++++ Recorded data ++++

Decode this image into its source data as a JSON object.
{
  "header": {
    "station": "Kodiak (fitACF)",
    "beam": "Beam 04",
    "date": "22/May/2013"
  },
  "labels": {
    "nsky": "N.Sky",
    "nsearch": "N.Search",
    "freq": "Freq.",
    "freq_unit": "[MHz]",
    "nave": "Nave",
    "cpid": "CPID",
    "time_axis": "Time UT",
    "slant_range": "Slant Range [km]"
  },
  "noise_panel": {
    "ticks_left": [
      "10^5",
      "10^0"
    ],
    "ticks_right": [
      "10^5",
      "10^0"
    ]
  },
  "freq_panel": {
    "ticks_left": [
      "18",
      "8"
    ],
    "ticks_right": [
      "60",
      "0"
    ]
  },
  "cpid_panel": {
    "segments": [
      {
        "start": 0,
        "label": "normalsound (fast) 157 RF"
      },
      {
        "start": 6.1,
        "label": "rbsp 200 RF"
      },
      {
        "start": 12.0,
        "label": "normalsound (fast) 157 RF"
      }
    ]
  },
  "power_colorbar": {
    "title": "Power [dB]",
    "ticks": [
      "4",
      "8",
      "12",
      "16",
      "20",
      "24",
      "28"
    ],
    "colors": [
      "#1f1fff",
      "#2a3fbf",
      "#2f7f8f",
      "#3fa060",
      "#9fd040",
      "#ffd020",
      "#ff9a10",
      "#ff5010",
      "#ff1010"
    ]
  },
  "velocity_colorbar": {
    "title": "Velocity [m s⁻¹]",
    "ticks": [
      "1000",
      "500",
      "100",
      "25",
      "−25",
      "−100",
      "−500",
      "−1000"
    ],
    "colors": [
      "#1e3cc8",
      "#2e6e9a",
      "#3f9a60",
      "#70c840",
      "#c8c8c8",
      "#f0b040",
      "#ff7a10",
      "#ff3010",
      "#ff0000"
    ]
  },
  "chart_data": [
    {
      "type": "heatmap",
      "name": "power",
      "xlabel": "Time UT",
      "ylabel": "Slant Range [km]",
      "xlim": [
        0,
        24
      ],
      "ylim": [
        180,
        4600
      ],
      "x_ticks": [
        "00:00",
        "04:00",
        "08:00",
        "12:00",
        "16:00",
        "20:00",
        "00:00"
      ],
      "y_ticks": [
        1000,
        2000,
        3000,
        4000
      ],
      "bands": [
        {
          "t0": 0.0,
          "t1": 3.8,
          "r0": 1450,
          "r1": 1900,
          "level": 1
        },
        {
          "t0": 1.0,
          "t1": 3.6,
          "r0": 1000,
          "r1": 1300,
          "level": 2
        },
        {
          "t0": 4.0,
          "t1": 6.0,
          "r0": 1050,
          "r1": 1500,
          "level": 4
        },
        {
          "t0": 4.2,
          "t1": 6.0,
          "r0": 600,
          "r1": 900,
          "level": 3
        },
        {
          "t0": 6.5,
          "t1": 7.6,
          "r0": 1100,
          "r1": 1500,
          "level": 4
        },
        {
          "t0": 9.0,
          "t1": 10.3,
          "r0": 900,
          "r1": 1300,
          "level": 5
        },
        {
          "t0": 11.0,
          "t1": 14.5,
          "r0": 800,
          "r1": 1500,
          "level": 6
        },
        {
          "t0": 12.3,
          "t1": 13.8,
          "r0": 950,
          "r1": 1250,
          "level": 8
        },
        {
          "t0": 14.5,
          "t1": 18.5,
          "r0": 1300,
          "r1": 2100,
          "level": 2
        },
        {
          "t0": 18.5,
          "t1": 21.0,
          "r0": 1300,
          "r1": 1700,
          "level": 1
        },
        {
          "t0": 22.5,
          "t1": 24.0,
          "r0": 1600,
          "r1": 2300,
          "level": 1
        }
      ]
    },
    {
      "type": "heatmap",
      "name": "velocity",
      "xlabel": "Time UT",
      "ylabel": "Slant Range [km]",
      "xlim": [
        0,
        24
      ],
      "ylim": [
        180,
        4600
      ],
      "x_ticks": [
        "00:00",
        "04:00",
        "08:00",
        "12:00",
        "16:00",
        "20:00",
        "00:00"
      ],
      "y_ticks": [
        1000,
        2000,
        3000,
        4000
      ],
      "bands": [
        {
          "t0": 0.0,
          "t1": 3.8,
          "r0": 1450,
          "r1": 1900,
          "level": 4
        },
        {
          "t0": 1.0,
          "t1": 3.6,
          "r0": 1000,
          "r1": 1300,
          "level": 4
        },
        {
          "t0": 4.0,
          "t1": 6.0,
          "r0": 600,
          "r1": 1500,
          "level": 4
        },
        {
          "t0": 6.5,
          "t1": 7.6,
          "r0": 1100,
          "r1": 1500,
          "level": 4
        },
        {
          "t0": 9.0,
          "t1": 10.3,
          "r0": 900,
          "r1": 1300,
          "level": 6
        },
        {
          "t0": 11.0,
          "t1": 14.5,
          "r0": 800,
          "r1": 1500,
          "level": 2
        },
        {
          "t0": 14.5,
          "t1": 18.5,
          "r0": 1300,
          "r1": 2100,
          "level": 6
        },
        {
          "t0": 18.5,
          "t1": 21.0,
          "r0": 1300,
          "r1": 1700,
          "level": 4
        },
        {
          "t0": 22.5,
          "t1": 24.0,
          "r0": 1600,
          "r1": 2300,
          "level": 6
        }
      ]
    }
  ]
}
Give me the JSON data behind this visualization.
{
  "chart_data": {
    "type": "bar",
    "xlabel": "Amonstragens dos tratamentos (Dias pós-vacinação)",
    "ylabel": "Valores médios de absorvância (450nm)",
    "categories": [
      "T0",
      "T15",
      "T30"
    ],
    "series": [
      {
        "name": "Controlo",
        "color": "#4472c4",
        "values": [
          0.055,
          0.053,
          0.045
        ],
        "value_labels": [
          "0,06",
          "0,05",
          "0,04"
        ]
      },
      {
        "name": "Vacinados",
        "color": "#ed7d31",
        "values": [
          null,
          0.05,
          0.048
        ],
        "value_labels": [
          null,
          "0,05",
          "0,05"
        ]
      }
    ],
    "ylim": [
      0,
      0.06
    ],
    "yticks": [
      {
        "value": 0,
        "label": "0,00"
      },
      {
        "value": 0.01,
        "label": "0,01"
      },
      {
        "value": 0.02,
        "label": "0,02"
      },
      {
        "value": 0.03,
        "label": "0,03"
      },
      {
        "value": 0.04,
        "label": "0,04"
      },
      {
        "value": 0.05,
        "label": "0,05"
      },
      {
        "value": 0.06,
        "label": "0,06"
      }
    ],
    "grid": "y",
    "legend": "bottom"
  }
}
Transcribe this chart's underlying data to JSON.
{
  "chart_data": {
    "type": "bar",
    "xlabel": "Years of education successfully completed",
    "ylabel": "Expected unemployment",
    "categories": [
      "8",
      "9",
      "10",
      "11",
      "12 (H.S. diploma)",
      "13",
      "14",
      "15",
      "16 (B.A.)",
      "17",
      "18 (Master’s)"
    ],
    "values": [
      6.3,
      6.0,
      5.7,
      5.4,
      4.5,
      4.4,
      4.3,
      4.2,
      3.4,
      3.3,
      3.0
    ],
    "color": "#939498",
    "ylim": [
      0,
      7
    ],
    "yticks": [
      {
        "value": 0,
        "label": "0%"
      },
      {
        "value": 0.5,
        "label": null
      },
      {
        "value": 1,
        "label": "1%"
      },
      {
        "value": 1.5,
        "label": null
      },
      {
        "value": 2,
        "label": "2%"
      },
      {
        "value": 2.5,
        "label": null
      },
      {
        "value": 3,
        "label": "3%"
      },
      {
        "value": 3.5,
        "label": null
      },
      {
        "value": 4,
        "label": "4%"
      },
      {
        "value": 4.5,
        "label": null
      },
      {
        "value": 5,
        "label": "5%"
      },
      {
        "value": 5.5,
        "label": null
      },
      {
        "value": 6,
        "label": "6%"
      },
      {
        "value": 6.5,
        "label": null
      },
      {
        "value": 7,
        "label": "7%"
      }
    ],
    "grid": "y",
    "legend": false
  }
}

++++

> [What to work on]:
Lines holding the word "this" in the entries above are the ones to pull out. Copy them all.

> [Written response]:
Decode this image into its source data as a JSON object.
Give me the JSON data behind this visualization.
Transcribe this chart's underlying data to JSON.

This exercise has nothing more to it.